Check every line of the material below for the string "不舍昼夜", and return the ones that have it.

※ ※ ※

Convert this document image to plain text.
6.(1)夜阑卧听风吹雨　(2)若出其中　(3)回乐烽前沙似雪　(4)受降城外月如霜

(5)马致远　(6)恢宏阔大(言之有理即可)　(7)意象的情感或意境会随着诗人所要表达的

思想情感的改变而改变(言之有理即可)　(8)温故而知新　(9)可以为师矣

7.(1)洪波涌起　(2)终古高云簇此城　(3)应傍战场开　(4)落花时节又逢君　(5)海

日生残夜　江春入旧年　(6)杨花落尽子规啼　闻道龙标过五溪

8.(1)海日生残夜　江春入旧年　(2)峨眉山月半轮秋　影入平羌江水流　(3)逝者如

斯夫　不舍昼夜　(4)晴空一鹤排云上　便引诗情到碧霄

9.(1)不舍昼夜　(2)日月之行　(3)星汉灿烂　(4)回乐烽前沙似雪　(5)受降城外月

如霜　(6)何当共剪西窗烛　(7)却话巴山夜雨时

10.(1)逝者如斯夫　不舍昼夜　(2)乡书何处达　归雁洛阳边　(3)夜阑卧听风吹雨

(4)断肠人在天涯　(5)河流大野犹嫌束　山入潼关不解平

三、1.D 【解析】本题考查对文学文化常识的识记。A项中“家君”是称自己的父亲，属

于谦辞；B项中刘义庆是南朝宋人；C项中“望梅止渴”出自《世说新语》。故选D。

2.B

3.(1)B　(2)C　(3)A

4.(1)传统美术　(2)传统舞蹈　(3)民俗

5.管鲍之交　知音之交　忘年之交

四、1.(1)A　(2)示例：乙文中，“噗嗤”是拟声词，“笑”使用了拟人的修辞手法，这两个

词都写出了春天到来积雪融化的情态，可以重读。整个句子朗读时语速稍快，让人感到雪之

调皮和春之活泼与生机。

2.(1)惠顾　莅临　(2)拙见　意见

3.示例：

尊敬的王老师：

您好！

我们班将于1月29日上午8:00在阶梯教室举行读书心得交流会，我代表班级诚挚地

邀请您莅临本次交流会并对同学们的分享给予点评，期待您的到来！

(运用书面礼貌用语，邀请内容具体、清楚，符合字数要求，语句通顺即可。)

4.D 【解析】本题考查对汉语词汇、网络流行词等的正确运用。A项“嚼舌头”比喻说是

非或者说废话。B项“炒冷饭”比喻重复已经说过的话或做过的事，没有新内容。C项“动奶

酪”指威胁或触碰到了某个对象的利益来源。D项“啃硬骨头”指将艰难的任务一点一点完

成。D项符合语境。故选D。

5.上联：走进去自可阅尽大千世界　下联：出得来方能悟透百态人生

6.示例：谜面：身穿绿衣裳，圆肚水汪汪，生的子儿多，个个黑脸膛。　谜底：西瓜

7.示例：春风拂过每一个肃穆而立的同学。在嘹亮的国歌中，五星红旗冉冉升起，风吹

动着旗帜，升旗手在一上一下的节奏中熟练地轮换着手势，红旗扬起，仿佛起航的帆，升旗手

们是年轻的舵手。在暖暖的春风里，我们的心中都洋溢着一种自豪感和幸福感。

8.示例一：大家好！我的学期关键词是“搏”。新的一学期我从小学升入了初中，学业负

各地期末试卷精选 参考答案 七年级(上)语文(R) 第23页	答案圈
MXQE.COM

※ ※ ※

- _SOLVED PROBLEM_:
斯夫　不舍昼夜　(4)晴空一鹤排云上　便引诗情到碧霄
9.(1)不舍昼夜　(2)日月之行　(3)星汉灿烂　(4)回乐烽前沙似雪　(5)受降城外月
10.(1)逝者如斯夫　不舍昼夜　(2)乡书何处达　归雁洛阳边　(3)夜阑卧听风吹雨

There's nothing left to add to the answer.